● EXTRACTED RECORDS:
++++

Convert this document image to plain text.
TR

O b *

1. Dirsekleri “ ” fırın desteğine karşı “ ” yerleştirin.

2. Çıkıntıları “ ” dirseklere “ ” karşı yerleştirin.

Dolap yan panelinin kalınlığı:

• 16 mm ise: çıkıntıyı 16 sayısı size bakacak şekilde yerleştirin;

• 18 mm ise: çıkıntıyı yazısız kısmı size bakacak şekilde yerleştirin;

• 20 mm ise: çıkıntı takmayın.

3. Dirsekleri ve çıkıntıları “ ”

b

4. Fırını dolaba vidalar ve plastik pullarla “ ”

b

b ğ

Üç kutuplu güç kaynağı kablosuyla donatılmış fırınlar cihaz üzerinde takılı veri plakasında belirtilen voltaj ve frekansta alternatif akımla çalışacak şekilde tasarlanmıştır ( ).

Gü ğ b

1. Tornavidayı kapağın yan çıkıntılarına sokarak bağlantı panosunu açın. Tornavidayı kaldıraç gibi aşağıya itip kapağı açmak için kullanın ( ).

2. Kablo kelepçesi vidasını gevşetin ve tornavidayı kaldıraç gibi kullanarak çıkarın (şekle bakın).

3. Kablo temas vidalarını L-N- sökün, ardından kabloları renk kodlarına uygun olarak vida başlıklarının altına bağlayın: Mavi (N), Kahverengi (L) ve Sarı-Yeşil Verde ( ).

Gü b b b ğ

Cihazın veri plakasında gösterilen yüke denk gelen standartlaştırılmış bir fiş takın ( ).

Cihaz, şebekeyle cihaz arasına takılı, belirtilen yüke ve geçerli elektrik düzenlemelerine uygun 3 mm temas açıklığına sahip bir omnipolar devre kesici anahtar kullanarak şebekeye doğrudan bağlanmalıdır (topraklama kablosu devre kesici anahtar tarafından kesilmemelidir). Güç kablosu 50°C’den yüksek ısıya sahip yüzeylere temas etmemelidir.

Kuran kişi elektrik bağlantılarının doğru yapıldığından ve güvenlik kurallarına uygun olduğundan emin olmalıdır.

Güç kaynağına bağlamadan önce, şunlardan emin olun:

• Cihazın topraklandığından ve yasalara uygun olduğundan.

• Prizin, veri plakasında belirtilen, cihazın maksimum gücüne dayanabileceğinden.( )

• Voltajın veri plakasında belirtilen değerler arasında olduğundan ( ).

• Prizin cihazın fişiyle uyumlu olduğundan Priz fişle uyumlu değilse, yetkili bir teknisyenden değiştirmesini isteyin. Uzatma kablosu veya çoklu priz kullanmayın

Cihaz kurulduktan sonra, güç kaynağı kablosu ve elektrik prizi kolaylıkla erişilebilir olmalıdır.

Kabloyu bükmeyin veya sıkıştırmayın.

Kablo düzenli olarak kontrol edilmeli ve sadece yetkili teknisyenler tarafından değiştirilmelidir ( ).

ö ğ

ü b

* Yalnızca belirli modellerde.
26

++++

● EXERCISE DIRECTIONS:
Return the listing above in its exact form.

● FINISHED TASK:
Convert this document image to plain text.
TR

O b *

1. Dirsekleri “ ” fırın desteğine karşı “ ” yerleştirin.

2. Çıkıntıları “ ” dirseklere “ ” karşı yerleştirin.

Dolap yan panelinin kalınlığı:

• 16 mm ise: çıkıntıyı 16 sayısı size bakacak şekilde yerleştirin;

• 18 mm ise: çıkıntıyı yazısız kısmı size bakacak şekilde yerleştirin;

• 20 mm ise: çıkıntı takmayın.

3. Dirsekleri ve çıkıntıları “ ”

b

4. Fırını dolaba vidalar ve plastik pullarla “ ”

b

b ğ

Üç kutuplu güç kaynağı kablosuyla donatılmış fırınlar cihaz üzerinde takılı veri plakasında belirtilen voltaj ve frekansta alternatif akımla çalışacak şekilde tasarlanmıştır ( ).

Gü ğ b

1. Tornavidayı kapağın yan çıkıntılarına sokarak bağlantı panosunu açın. Tornavidayı kaldıraç gibi aşağıya itip kapağı açmak için kullanın ( ).

2. Kablo kelepçesi vidasını gevşetin ve tornavidayı kaldıraç gibi kullanarak çıkarın (şekle bakın).

3. Kablo temas vidalarını L-N- sökün, ardından kabloları renk kodlarına uygun olarak vida başlıklarının altına bağlayın: Mavi (N), Kahverengi (L) ve Sarı-Yeşil Verde ( ).

Gü b b b ğ

Cihazın veri plakasında gösterilen yüke denk gelen standartlaştırılmış bir fiş takın ( ).

Cihaz, şebekeyle cihaz arasına takılı, belirtilen yüke ve geçerli elektrik düzenlemelerine uygun 3 mm temas açıklığına sahip bir omnipolar devre kesici anahtar kullanarak şebekeye doğrudan bağlanmalıdır (topraklama kablosu devre kesici anahtar tarafından kesilmemelidir). Güç kablosu 50°C’den yüksek ısıya sahip yüzeylere temas etmemelidir.

Kuran kişi elektrik bağlantılarının doğru yapıldığından ve güvenlik kurallarına uygun olduğundan emin olmalıdır.

Güç kaynağına bağlamadan önce, şunlardan emin olun:

• Cihazın topraklandığından ve yasalara uygun olduğundan.

• Prizin, veri plakasında belirtilen, cihazın maksimum gücüne dayanabileceğinden.( )

• Voltajın veri plakasında belirtilen değerler arasında olduğundan ( ).

• Prizin cihazın fişiyle uyumlu olduğundan Priz fişle uyumlu değilse, yetkili bir teknisyenden değiştirmesini isteyin. Uzatma kablosu veya çoklu priz kullanmayın

Cihaz kurulduktan sonra, güç kaynağı kablosu ve elektrik prizi kolaylıkla erişilebilir olmalıdır.

Kabloyu bükmeyin veya sıkıştırmayın.

Kablo düzenli olarak kontrol edilmeli ve sadece yetkili teknisyenler tarafından değiştirilmelidir ( ).

ö ğ

ü b

* Yalnızca belirli modellerde.
26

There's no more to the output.